• **To do**
Copy out each line containing "title" from the entries below.
## START
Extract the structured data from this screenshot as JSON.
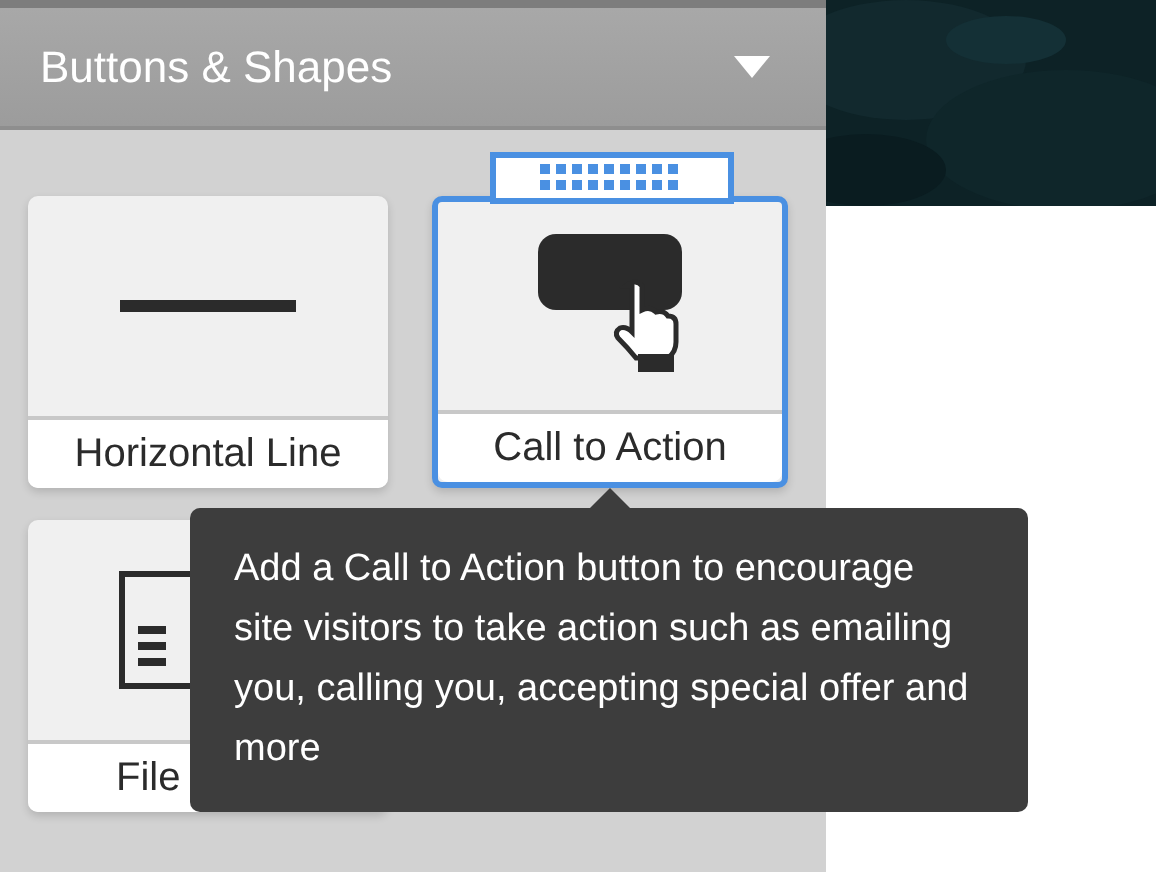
{
  "panel": {
    "title": "Buttons & Shapes",
    "expanded": true
  },
  "tiles": [
    {
      "kind": "line",
      "label": "Horizontal Line",
      "selected": false
    },
    {
      "kind": "cta",
      "label": "Call to Action",
      "selected": true
    },
    {
      "kind": "file",
      "label": "File",
      "selected": false
    }
  ],
  "tooltip": {
    "text": "Add a Call to Action button to encourage site visitors to take action such as emailing you, calling you, accepting special offer and more"
  }
}
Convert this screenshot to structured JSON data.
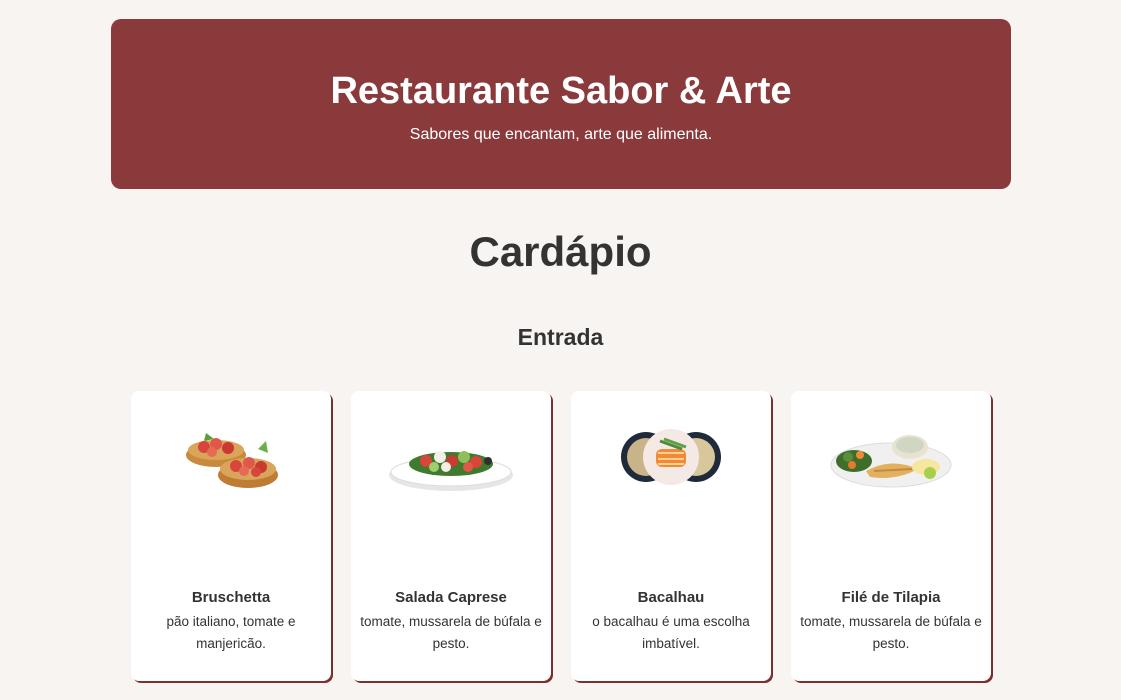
{
  "header": {
    "title": "Restaurante Sabor & Arte",
    "tagline": "Sabores que encantam, arte que alimenta."
  },
  "menu": {
    "title": "Cardápio",
    "section": "Entrada",
    "items": [
      {
        "name": "Bruschetta",
        "description": "pão italiano, tomate e manjericão.",
        "image": "bruschetta-image"
      },
      {
        "name": "Salada Caprese",
        "description": "tomate, mussarela de búfala e pesto.",
        "image": "caprese-salad-image"
      },
      {
        "name": "Bacalhau",
        "description": "o bacalhau é uma escolha imbatível.",
        "image": "bacalhau-image"
      },
      {
        "name": "Filé de Tilapia",
        "description": "tomate, mussarela de búfala e pesto.",
        "image": "tilapia-image"
      }
    ]
  },
  "colors": {
    "header_bg": "#8b3a3c",
    "page_bg": "#f8f4f1",
    "card_shadow": "#7a2f31",
    "text": "#333333"
  }
}
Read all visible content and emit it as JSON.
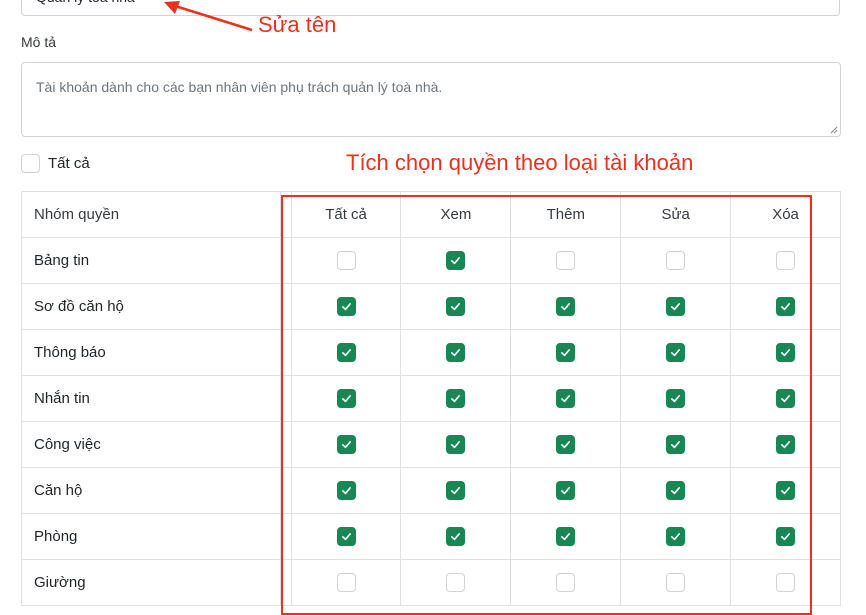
{
  "form": {
    "name_value": "Quản lý toà nhà",
    "description_label": "Mô tả",
    "description_placeholder": "Tài khoản dành cho các bạn nhân viên phụ trách quản lý toà nhà.",
    "select_all_label": "Tất cả"
  },
  "annotations": {
    "rename": "Sửa tên",
    "permissions": "Tích chọn quyền theo loại tài khoản",
    "color": "#e8321e"
  },
  "table": {
    "headers": [
      "Nhóm quyền",
      "Tất cả",
      "Xem",
      "Thêm",
      "Sửa",
      "Xóa"
    ],
    "rows": [
      {
        "name": "Bảng tin",
        "checks": [
          false,
          true,
          false,
          false,
          false
        ]
      },
      {
        "name": "Sơ đồ căn hộ",
        "checks": [
          true,
          true,
          true,
          true,
          true
        ]
      },
      {
        "name": "Thông báo",
        "checks": [
          true,
          true,
          true,
          true,
          true
        ]
      },
      {
        "name": "Nhắn tin",
        "checks": [
          true,
          true,
          true,
          true,
          true
        ]
      },
      {
        "name": "Công việc",
        "checks": [
          true,
          true,
          true,
          true,
          true
        ]
      },
      {
        "name": "Căn hộ",
        "checks": [
          true,
          true,
          true,
          true,
          true
        ]
      },
      {
        "name": "Phòng",
        "checks": [
          true,
          true,
          true,
          true,
          true
        ]
      },
      {
        "name": "Giường",
        "checks": [
          false,
          false,
          false,
          false,
          false
        ]
      }
    ]
  },
  "colors": {
    "checked": "#198754",
    "border": "#ced4da"
  }
}
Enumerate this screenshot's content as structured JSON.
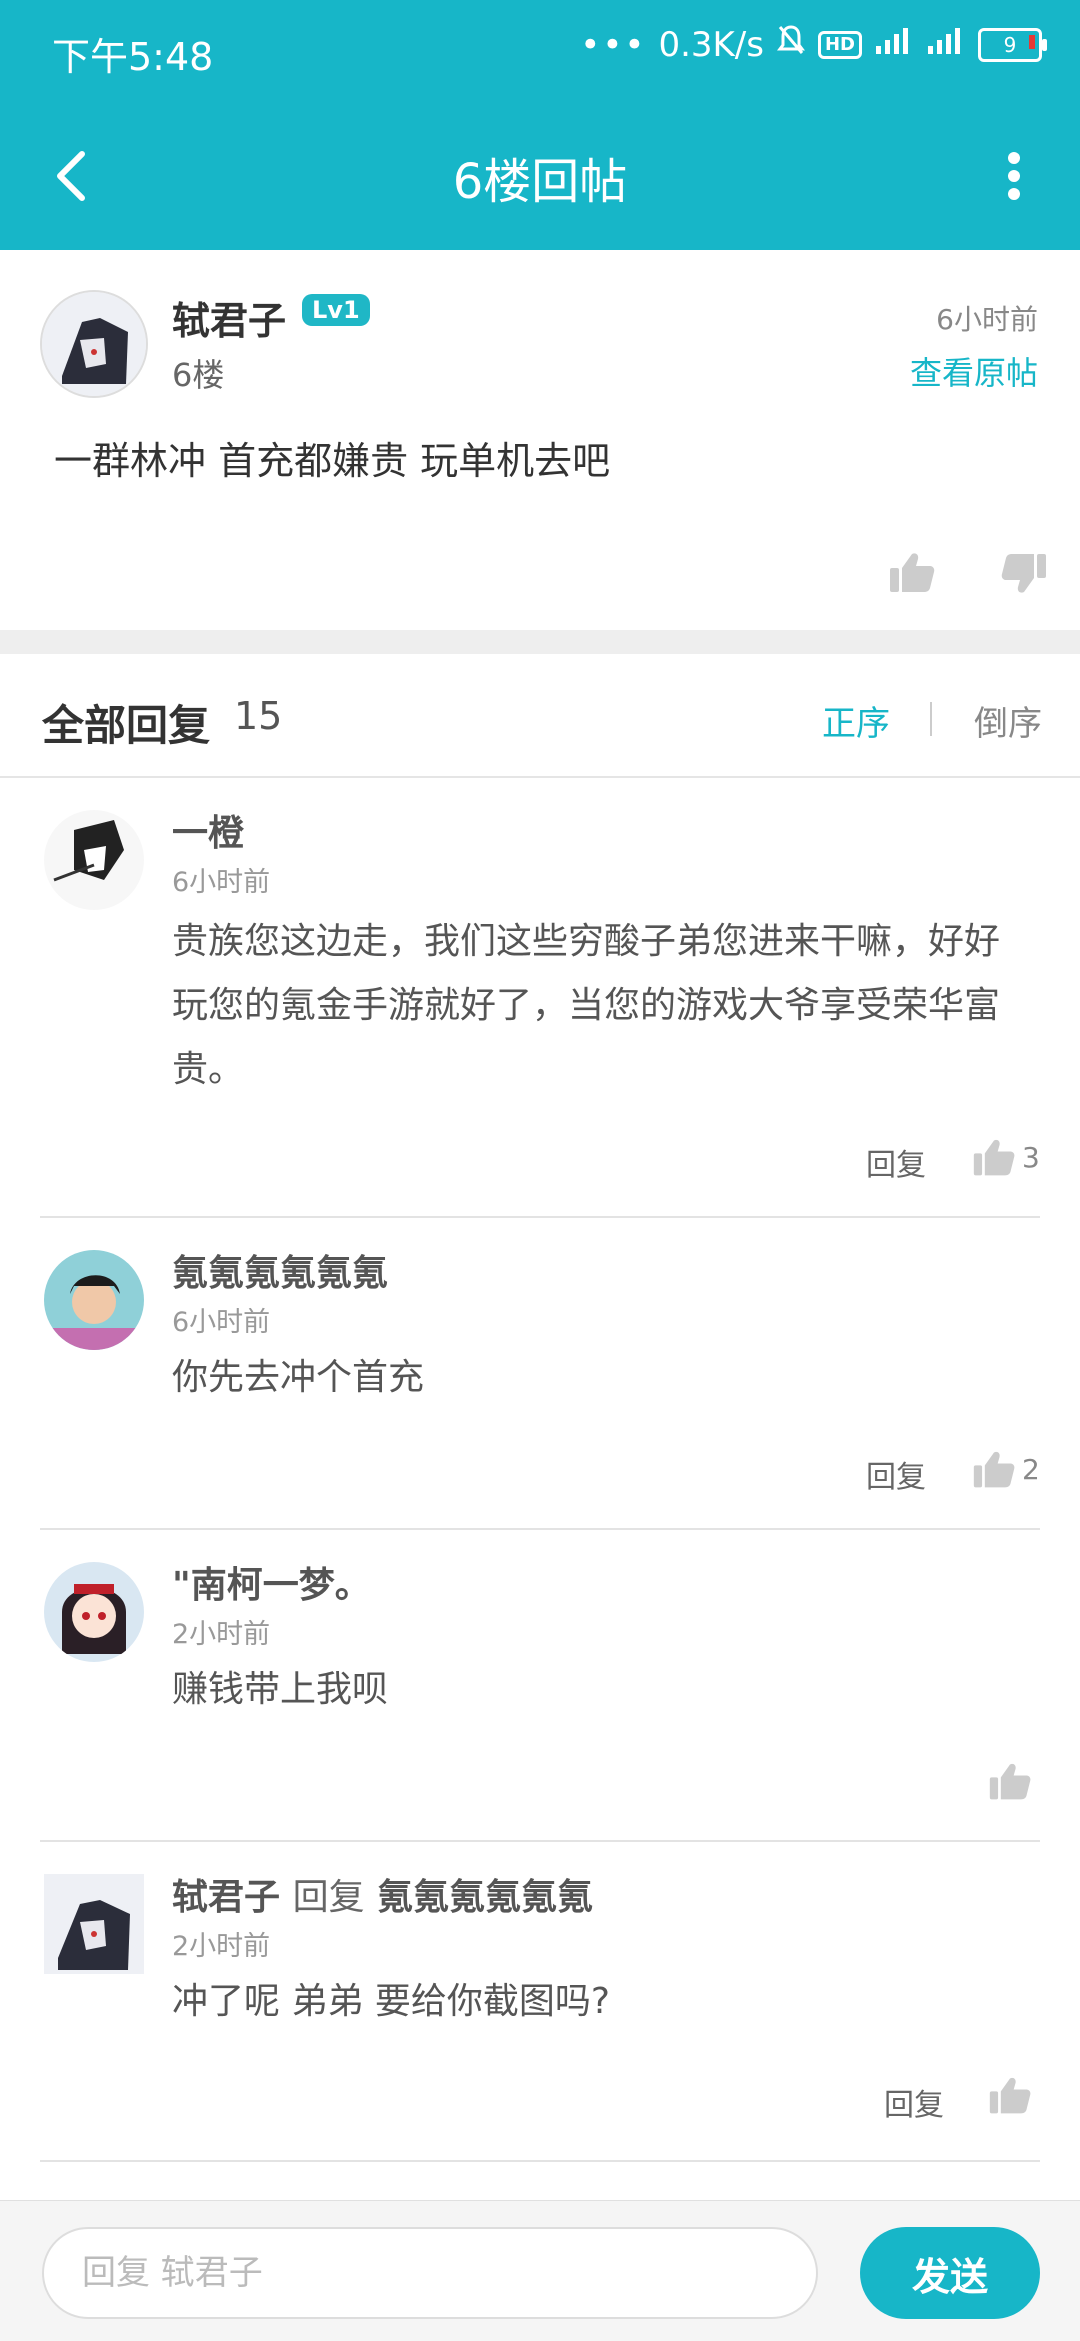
## END
• **Answer for the task**
    "title": "Buttons & Shapes",
    "title": "Restaurante Sabor & Arte",
    "title": "Cardápio",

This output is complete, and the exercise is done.